> _Stored data_:
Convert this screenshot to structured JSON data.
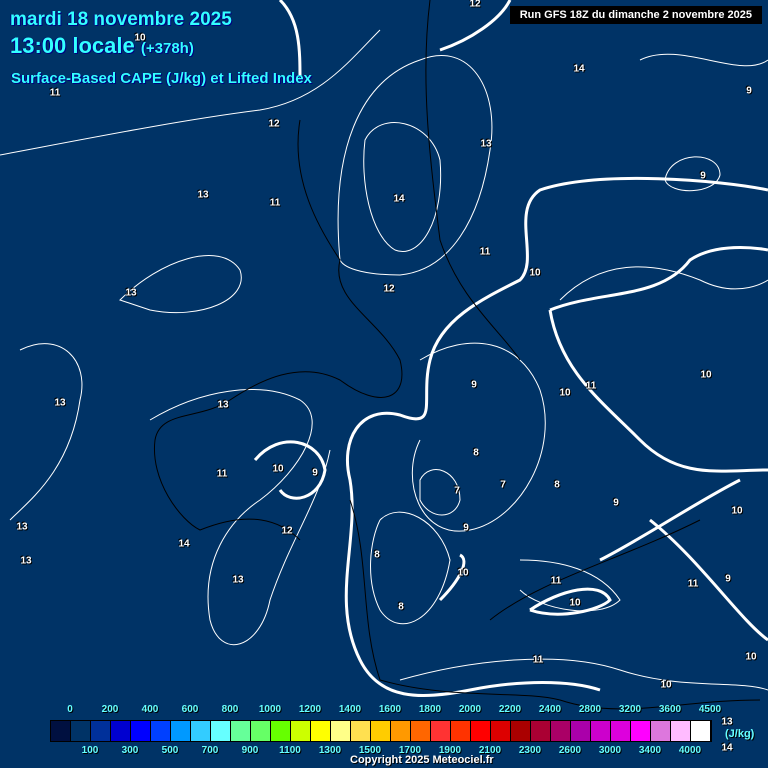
{
  "header": {
    "date": "mardi 18 novembre 2025",
    "time": "13:00 locale",
    "offset": "(+378h)",
    "product": "Surface-Based CAPE (J/kg) et Lifted Index",
    "run": "Run GFS 18Z du dimanche 2 novembre 2025"
  },
  "contour_labels": [
    "12",
    "10",
    "14",
    "11",
    "12",
    "13",
    "11",
    "13",
    "13",
    "14",
    "11",
    "10",
    "12",
    "9",
    "9",
    "13",
    "13",
    "9",
    "10",
    "11",
    "10",
    "13",
    "11",
    "10",
    "9",
    "8",
    "7",
    "7",
    "8",
    "9",
    "14",
    "12",
    "13",
    "13",
    "9",
    "8",
    "10",
    "11",
    "10",
    "11",
    "9",
    "10",
    "8",
    "11",
    "10",
    "10",
    "13",
    "14"
  ],
  "legend": {
    "unit": "(J/kg)",
    "top_labels": [
      "0",
      "200",
      "400",
      "600",
      "800",
      "1000",
      "1200",
      "1400",
      "1600",
      "1800",
      "2000",
      "2200",
      "2400",
      "2800",
      "3200",
      "3600",
      "4500"
    ],
    "bottom_labels": [
      "100",
      "300",
      "500",
      "700",
      "900",
      "1100",
      "1300",
      "1500",
      "1700",
      "1900",
      "2100",
      "2300",
      "2600",
      "3000",
      "3400",
      "4000"
    ],
    "colors": [
      "#001040",
      "#003366",
      "#00309a",
      "#0000d0",
      "#0000ff",
      "#0040ff",
      "#0099ff",
      "#33ccff",
      "#66ffff",
      "#66ff99",
      "#66ff66",
      "#66ff00",
      "#ccff00",
      "#ffff00",
      "#ffff88",
      "#ffe050",
      "#ffcc00",
      "#ff9900",
      "#ff6600",
      "#ff3333",
      "#ff3300",
      "#ff0000",
      "#dd0000",
      "#aa0000",
      "#aa0033",
      "#aa0066",
      "#aa00aa",
      "#cc00cc",
      "#dd00dd",
      "#ff00ff",
      "#dd77dd",
      "#ffbbff",
      "#ffffff"
    ]
  },
  "copyright": "Copyright 2025 Meteociel.fr"
}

> _Set task_:
List every line in the records above that contains the word "novembre".

> _Task answer_:
    "date": "mardi 18 novembre 2025",
    "run": "Run GFS 18Z du dimanche 2 novembre 2025"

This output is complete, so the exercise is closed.